[Dataset items]
## Begin
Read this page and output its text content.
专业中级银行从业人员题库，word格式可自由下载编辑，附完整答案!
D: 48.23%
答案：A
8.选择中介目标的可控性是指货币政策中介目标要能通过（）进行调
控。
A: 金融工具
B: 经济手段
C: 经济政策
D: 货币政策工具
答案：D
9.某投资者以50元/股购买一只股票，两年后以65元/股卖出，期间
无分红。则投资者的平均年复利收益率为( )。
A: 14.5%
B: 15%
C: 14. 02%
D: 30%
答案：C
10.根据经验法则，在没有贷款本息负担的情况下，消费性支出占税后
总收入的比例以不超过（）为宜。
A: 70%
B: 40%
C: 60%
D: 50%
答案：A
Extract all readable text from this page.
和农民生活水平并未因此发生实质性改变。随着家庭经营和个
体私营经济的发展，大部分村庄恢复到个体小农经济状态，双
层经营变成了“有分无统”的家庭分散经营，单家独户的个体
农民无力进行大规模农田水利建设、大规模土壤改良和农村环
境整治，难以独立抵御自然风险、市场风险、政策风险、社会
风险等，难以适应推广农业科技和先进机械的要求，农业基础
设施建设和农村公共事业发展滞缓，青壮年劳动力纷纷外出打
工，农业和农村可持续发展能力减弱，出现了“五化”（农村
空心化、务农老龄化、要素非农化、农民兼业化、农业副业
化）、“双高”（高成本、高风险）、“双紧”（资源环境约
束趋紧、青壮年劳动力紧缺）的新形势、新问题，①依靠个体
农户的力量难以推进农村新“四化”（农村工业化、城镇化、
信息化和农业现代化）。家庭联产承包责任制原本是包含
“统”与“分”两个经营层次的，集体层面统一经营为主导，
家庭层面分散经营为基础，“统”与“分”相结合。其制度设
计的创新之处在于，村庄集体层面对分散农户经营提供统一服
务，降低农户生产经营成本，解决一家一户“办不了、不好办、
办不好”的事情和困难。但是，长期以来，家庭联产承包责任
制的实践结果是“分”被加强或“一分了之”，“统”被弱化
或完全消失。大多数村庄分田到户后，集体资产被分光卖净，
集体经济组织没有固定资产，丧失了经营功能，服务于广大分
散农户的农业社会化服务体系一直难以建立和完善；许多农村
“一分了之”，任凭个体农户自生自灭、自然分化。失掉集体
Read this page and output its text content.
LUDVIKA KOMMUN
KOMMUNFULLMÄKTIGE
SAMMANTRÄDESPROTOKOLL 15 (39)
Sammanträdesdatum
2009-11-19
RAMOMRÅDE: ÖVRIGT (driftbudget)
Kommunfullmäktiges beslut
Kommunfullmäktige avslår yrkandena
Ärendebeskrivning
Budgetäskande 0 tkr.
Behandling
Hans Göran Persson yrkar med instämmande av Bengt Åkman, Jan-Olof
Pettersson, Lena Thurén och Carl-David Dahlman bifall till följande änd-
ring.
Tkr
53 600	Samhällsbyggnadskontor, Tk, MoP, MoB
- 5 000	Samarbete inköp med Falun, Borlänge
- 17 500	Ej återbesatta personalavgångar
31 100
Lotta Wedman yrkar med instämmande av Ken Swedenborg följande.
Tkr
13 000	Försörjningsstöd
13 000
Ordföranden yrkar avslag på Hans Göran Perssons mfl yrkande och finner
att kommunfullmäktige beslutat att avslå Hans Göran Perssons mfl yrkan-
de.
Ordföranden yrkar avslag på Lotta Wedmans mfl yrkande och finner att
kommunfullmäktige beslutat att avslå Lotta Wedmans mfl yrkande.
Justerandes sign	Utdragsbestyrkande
## End
Exactly reproduce all of the entries above.

Read this page and output its text content.
专业中级银行从业人员题库，word格式可自由下载编辑，附完整答案!
D: 48.23%
答案：A
8.选择中介目标的可控性是指货币政策中介目标要能通过（）进行调
控。
A: 金融工具
B: 经济手段
C: 经济政策
D: 货币政策工具
答案：D
9.某投资者以50元/股购买一只股票，两年后以65元/股卖出，期间
无分红。则投资者的平均年复利收益率为( )。
A: 14.5%
B: 15%
C: 14. 02%
D: 30%
答案：C
10.根据经验法则，在没有贷款本息负担的情况下，消费性支出占税后
总收入的比例以不超过（）为宜。
A: 70%
B: 40%
C: 60%
D: 50%
答案：A
Extract all readable text from this page.
和农民生活水平并未因此发生实质性改变。随着家庭经营和个
体私营经济的发展，大部分村庄恢复到个体小农经济状态，双
层经营变成了“有分无统”的家庭分散经营，单家独户的个体
农民无力进行大规模农田水利建设、大规模土壤改良和农村环
境整治，难以独立抵御自然风险、市场风险、政策风险、社会
风险等，难以适应推广农业科技和先进机械的要求，农业基础
设施建设和农村公共事业发展滞缓，青壮年劳动力纷纷外出打
工，农业和农村可持续发展能力减弱，出现了“五化”（农村
空心化、务农老龄化、要素非农化、农民兼业化、农业副业
化）、“双高”（高成本、高风险）、“双紧”（资源环境约
束趋紧、青壮年劳动力紧缺）的新形势、新问题，①依靠个体
农户的力量难以推进农村新“四化”（农村工业化、城镇化、
信息化和农业现代化）。家庭联产承包责任制原本是包含
“统”与“分”两个经营层次的，集体层面统一经营为主导，
家庭层面分散经营为基础，“统”与“分”相结合。其制度设
计的创新之处在于，村庄集体层面对分散农户经营提供统一服
务，降低农户生产经营成本，解决一家一户“办不了、不好办、
办不好”的事情和困难。但是，长期以来，家庭联产承包责任
制的实践结果是“分”被加强或“一分了之”，“统”被弱化
或完全消失。大多数村庄分田到户后，集体资产被分光卖净，
集体经济组织没有固定资产，丧失了经营功能，服务于广大分
散农户的农业社会化服务体系一直难以建立和完善；许多农村
“一分了之”，任凭个体农户自生自灭、自然分化。失掉集体
Read this page and output its text content.
LUDVIKA KOMMUN
KOMMUNFULLMÄKTIGE
SAMMANTRÄDESPROTOKOLL 15 (39)
Sammanträdesdatum
2009-11-19
RAMOMRÅDE: ÖVRIGT (driftbudget)
Kommunfullmäktiges beslut
Kommunfullmäktige avslår yrkandena
Ärendebeskrivning
Budgetäskande 0 tkr.
Behandling
Hans Göran Persson yrkar med instämmande av Bengt Åkman, Jan-Olof
Pettersson, Lena Thurén och Carl-David Dahlman bifall till följande änd-
ring.
Tkr
53 600	Samhällsbyggnadskontor, Tk, MoP, MoB
- 5 000	Samarbete inköp med Falun, Borlänge
- 17 500	Ej återbesatta personalavgångar
31 100
Lotta Wedman yrkar med instämmande av Ken Swedenborg följande.
Tkr
13 000	Försörjningsstöd
13 000
Ordföranden yrkar avslag på Hans Göran Perssons mfl yrkande och finner
att kommunfullmäktige beslutat att avslå Hans Göran Perssons mfl yrkan-
de.
Ordföranden yrkar avslag på Lotta Wedmans mfl yrkande och finner att
kommunfullmäktige beslutat att avslå Lotta Wedmans mfl yrkande.
Justerandes sign	Utdragsbestyrkande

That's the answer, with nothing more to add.